* **The request**:
Make an exact copy of the data below, leaving out every picture.

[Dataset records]

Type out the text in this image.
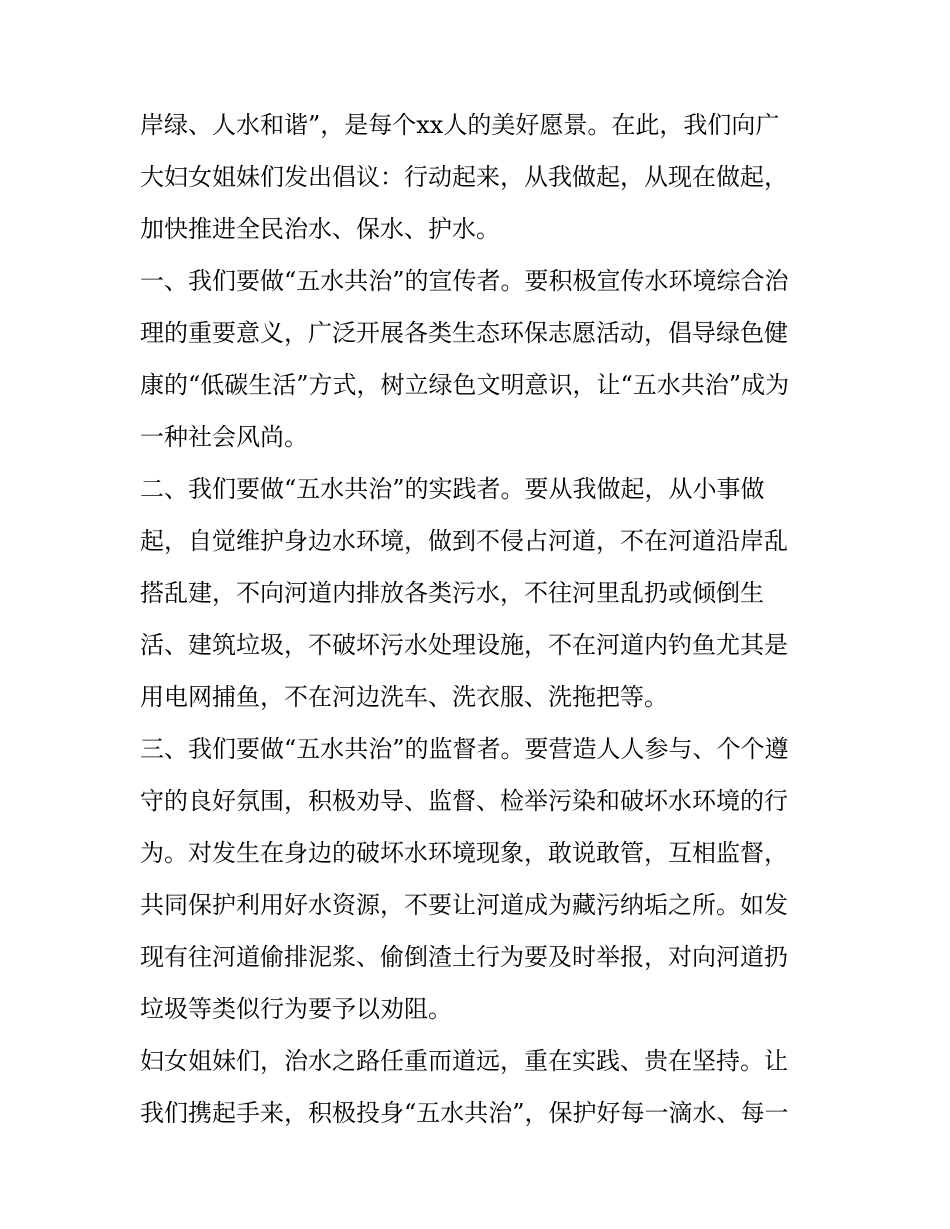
岸绿、人水和谐”，是每个xx人的美好愿景。在此，我们向广
大妇女姐妹们发出倡议：行动起来，从我做起，从现在做起，
加快推进全民治水、保水、护水。
一、我们要做“五水共治”的宣传者。要积极宣传水环境综合治
理的重要意义，广泛开展各类生态环保志愿活动，倡导绿色健
康的“低碳生活”方式，树立绿色文明意识，让“五水共治”成为
一种社会风尚。
二、我们要做“五水共治”的实践者。要从我做起，从小事做
起，自觉维护身边水环境，做到不侵占河道，不在河道沿岸乱
搭乱建，不向河道内排放各类污水，不往河里乱扔或倾倒生
活、建筑垃圾，不破坏污水处理设施，不在河道内钓鱼尤其是
用电网捕鱼，不在河边洗车、洗衣服、洗拖把等。
三、我们要做“五水共治”的监督者。要营造人人参与、个个遵
守的良好氛围，积极劝导、监督、检举污染和破坏水环境的行
为。对发生在身边的破坏水环境现象，敢说敢管，互相监督，
共同保护利用好水资源，不要让河道成为藏污纳垢之所。如发
现有往河道偷排泥浆、偷倒渣土行为要及时举报，对向河道扔
垃圾等类似行为要予以劝阻。
妇女姐妹们，治水之路任重而道远，重在实践、贵在坚持。让
我们携起手来，积极投身“五水共治”，保护好每一滴水、每一
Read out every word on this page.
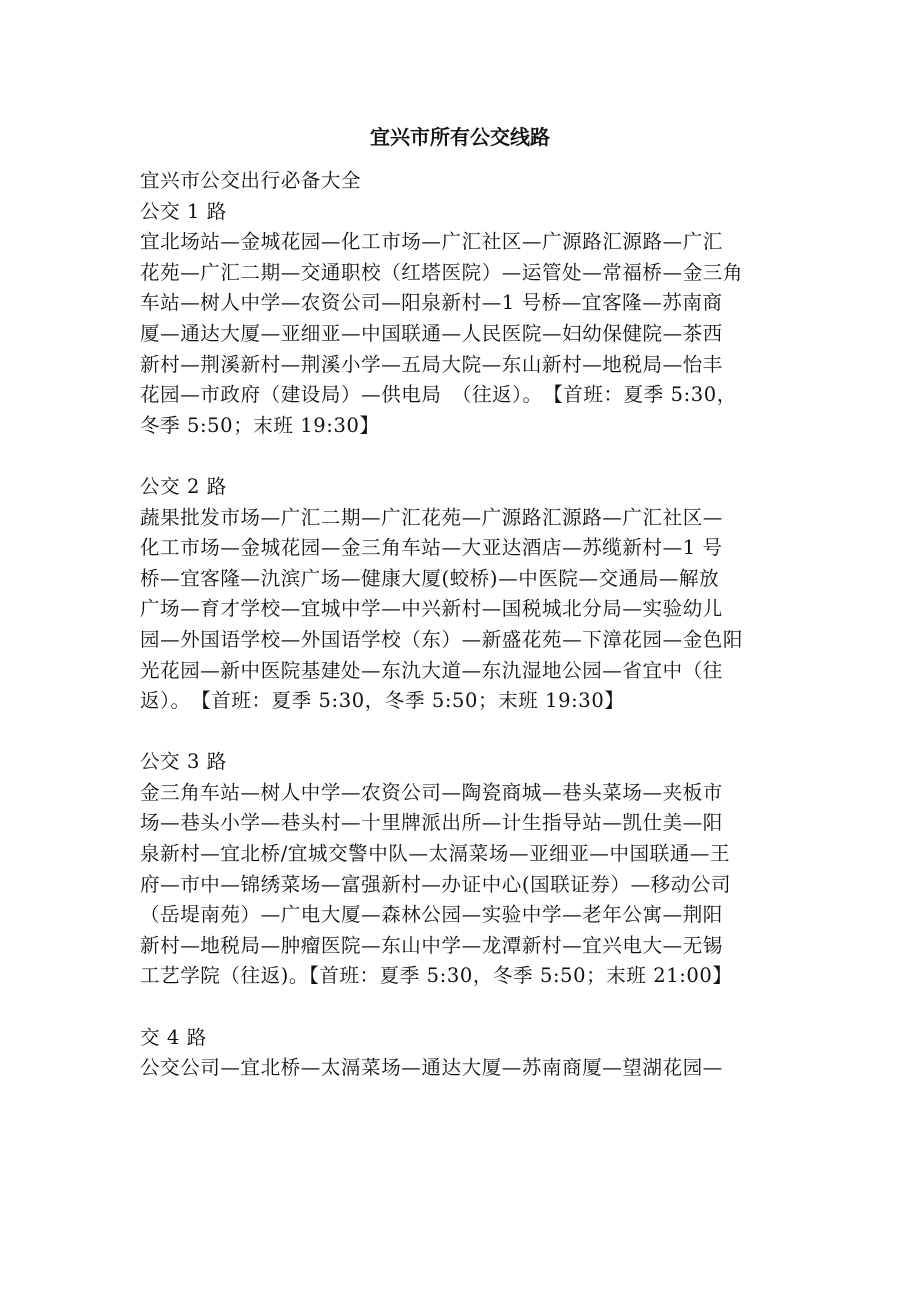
宜兴市所有公交线路
宜兴市公交出行必备大全
公交 1 路
宜北场站—金城花园—化工市场—广汇社区—广源路汇源路—广汇
花苑—广汇二期—交通职校（红塔医院）—运管处—常福桥—金三角
车站—树人中学—农资公司—阳泉新村—1 号桥—宜客隆—苏南商
厦—通达大厦—亚细亚—中国联通—人民医院—妇幼保健院—茶西
新村—荆溪新村—荆溪小学—五局大院—东山新村—地税局—怡丰
花园—市政府（建设局）—供电局　（往返）。　【首班：夏季 5:30，
冬季 5:50；末班 19:30】
公交 2 路
蔬果批发市场—广汇二期—广汇花苑—广源路汇源路—广汇社区—
化工市场—金城花园—金三角车站—大亚达酒店—苏缆新村—1 号
桥—宜客隆—氿滨广场—健康大厦(蛟桥)—中医院—交通局—解放
广场—育才学校—宜城中学—中兴新村—国税城北分局—实验幼儿
园—外国语学校—外国语学校（东）—新盛花苑—下漳花园—金色阳
光花园—新中医院基建处—东氿大道—东氿湿地公园—省宜中（往
返）。　【首班：夏季 5:30，冬季 5:50；末班 19:30】
公交 3 路
金三角车站—树人中学—农资公司—陶瓷商城—巷头菜场—夹板市
场—巷头小学—巷头村—十里牌派出所—计生指导站—凯仕美—阳
泉新村—宜北桥/宜城交警中队—太滆菜场—亚细亚—中国联通—王
府—市中—锦绣菜场—富强新村—办证中心(国联证券）—移动公司
（岳堤南苑）—广电大厦—森林公园—实验中学—老年公寓—荆阳
新村—地税局—肿瘤医院—东山中学—龙潭新村—宜兴电大—无锡
工艺学院（往返)。【首班：夏季 5:30，冬季 5:50；末班 21:00】
交 4 路
公交公司—宜北桥—太滆菜场—通达大厦—苏南商厦—望湖花园—
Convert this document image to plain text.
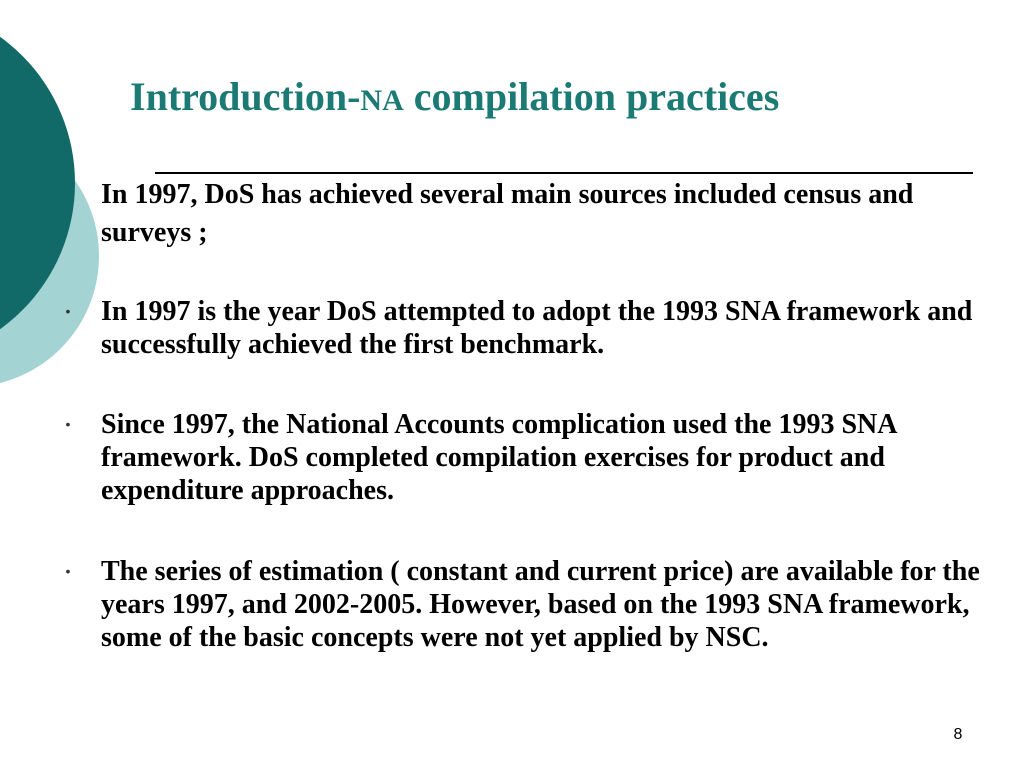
Introduction-NA compilation practices
In 1997, DoS has achieved several main sources included census and surveys ;
• In 1997 is the year DoS attempted to adopt the 1993 SNA framework and successfully achieved the first benchmark.
• Since 1997, the National Accounts complication used the 1993 SNA framework. DoS completed compilation exercises for product and expenditure approaches.
• The series of estimation ( constant and current price) are available for the years 1997, and 2002-2005. However, based on the 1993 SNA framework, some of the basic concepts were not yet applied by NSC.
8
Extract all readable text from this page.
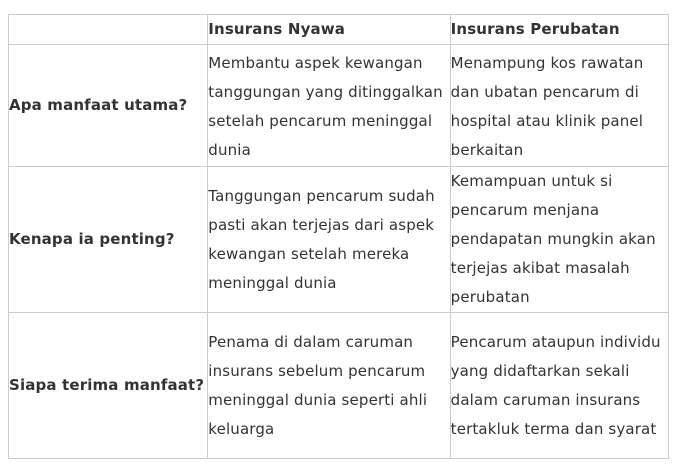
	Insurans Nyawa	Insurans Perubatan
Apa manfaat utama?	Membantu aspek kewangan tanggungan yang ditinggalkan setelah pencarum meninggal dunia	Menampung kos rawatan dan ubatan pencarum di hospital atau klinik panel berkaitan

Kenapa ia penting?	Tanggungan pencarum sudah pasti akan terjejas dari aspek kewangan setelah mereka meninggal dunia	Kemampuan untuk si pencarum menjana pendapatan mungkin akan terjejas akibat masalah perubatan

Siapa terima manfaat?	Penama di dalam caruman insurans sebelum pencarum meninggal dunia seperti ahli keluarga	Pencarum ataupun individu yang didaftarkan sekali dalam caruman insurans tertakluk terma dan syarat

* **Answer below**:
Type out the text in this image.
岸绿、人水和谐”，是每个xx人的美好愿景。在此，我们向广
大妇女姐妹们发出倡议：行动起来，从我做起，从现在做起，
加快推进全民治水、保水、护水。
一、我们要做“五水共治”的宣传者。要积极宣传水环境综合治
理的重要意义，广泛开展各类生态环保志愿活动，倡导绿色健
康的“低碳生活”方式，树立绿色文明意识，让“五水共治”成为
一种社会风尚。
二、我们要做“五水共治”的实践者。要从我做起，从小事做
起，自觉维护身边水环境，做到不侵占河道，不在河道沿岸乱
搭乱建，不向河道内排放各类污水，不往河里乱扔或倾倒生
活、建筑垃圾，不破坏污水处理设施，不在河道内钓鱼尤其是
用电网捕鱼，不在河边洗车、洗衣服、洗拖把等。
三、我们要做“五水共治”的监督者。要营造人人参与、个个遵
守的良好氛围，积极劝导、监督、检举污染和破坏水环境的行
为。对发生在身边的破坏水环境现象，敢说敢管，互相监督，
共同保护利用好水资源，不要让河道成为藏污纳垢之所。如发
现有往河道偷排泥浆、偷倒渣土行为要及时举报，对向河道扔
垃圾等类似行为要予以劝阻。
妇女姐妹们，治水之路任重而道远，重在实践、贵在坚持。让
我们携起手来，积极投身“五水共治”，保护好每一滴水、每一
Read out every word on this page.
宜兴市所有公交线路
宜兴市公交出行必备大全
公交 1 路
宜北场站—金城花园—化工市场—广汇社区—广源路汇源路—广汇
花苑—广汇二期—交通职校（红塔医院）—运管处—常福桥—金三角
车站—树人中学—农资公司—阳泉新村—1 号桥—宜客隆—苏南商
厦—通达大厦—亚细亚—中国联通—人民医院—妇幼保健院—茶西
新村—荆溪新村—荆溪小学—五局大院—东山新村—地税局—怡丰
花园—市政府（建设局）—供电局　（往返）。　【首班：夏季 5:30，
冬季 5:50；末班 19:30】
公交 2 路
蔬果批发市场—广汇二期—广汇花苑—广源路汇源路—广汇社区—
化工市场—金城花园—金三角车站—大亚达酒店—苏缆新村—1 号
桥—宜客隆—氿滨广场—健康大厦(蛟桥)—中医院—交通局—解放
广场—育才学校—宜城中学—中兴新村—国税城北分局—实验幼儿
园—外国语学校—外国语学校（东）—新盛花苑—下漳花园—金色阳
光花园—新中医院基建处—东氿大道—东氿湿地公园—省宜中（往
返）。　【首班：夏季 5:30，冬季 5:50；末班 19:30】
公交 3 路
金三角车站—树人中学—农资公司—陶瓷商城—巷头菜场—夹板市
场—巷头小学—巷头村—十里牌派出所—计生指导站—凯仕美—阳
泉新村—宜北桥/宜城交警中队—太滆菜场—亚细亚—中国联通—王
府—市中—锦绣菜场—富强新村—办证中心(国联证券）—移动公司
（岳堤南苑）—广电大厦—森林公园—实验中学—老年公寓—荆阳
新村—地税局—肿瘤医院—东山中学—龙潭新村—宜兴电大—无锡
工艺学院（往返)。【首班：夏季 5:30，冬季 5:50；末班 21:00】
交 4 路
公交公司—宜北桥—太滆菜场—通达大厦—苏南商厦—望湖花园—
Convert this document image to plain text.
Introduction-NA compilation practices
In 1997, DoS has achieved several main sources included census and surveys ;
• In 1997 is the year DoS attempted to adopt the 1993 SNA framework and successfully achieved the first benchmark.
• Since 1997, the National Accounts complication used the 1993 SNA framework. DoS completed compilation exercises for product and expenditure approaches.
• The series of estimation ( constant and current price) are available for the years 1997, and 2002-2005. However, based on the 1993 SNA framework, some of the basic concepts were not yet applied by NSC.
8
Extract all readable text from this page.
	Insurans Nyawa	Insurans Perubatan
Apa manfaat utama?	Membantu aspek kewangan tanggungan yang ditinggalkan setelah pencarum meninggal dunia	Menampung kos rawatan dan ubatan pencarum di hospital atau klinik panel berkaitan

Kenapa ia penting?	Tanggungan pencarum sudah pasti akan terjejas dari aspek kewangan setelah mereka meninggal dunia	Kemampuan untuk si pencarum menjana pendapatan mungkin akan terjejas akibat masalah perubatan

Siapa terima manfaat?	Penama di dalam caruman insurans sebelum pencarum meninggal dunia seperti ahli keluarga	Pencarum ataupun individu yang didaftarkan sekali dalam caruman insurans tertakluk terma dan syarat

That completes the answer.